Stored records:
· · · · · · ·
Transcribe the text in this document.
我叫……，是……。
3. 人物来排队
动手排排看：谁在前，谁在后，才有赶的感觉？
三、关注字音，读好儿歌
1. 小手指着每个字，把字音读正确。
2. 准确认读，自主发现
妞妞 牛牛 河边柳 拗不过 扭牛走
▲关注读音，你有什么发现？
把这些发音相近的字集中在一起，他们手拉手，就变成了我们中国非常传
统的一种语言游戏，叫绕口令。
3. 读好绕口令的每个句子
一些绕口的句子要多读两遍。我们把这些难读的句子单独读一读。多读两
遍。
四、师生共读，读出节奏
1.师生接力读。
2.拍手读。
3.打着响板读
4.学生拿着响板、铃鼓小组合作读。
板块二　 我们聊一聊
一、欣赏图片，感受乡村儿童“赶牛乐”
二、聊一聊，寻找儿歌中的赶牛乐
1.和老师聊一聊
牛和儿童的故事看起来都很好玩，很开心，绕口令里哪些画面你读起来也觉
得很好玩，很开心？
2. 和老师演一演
· · · · · · ·
> [YOUR OBJECTIVE]: Above are the records; retype every one exactly.

> [FINISHED EXERCISE]:
Transcribe the text in this document.
我叫……，是……。
3. 人物来排队
动手排排看：谁在前，谁在后，才有赶的感觉？
三、关注字音，读好儿歌
1. 小手指着每个字，把字音读正确。
2. 准确认读，自主发现
妞妞 牛牛 河边柳 拗不过 扭牛走
▲关注读音，你有什么发现？
把这些发音相近的字集中在一起，他们手拉手，就变成了我们中国非常传
统的一种语言游戏，叫绕口令。
3. 读好绕口令的每个句子
一些绕口的句子要多读两遍。我们把这些难读的句子单独读一读。多读两
遍。
四、师生共读，读出节奏
1.师生接力读。
2.拍手读。
3.打着响板读
4.学生拿着响板、铃鼓小组合作读。
板块二　 我们聊一聊
一、欣赏图片，感受乡村儿童“赶牛乐”
二、聊一聊，寻找儿歌中的赶牛乐
1.和老师聊一聊
牛和儿童的故事看起来都很好玩，很开心，绕口令里哪些画面你读起来也觉
得很好玩，很开心？
2. 和老师演一演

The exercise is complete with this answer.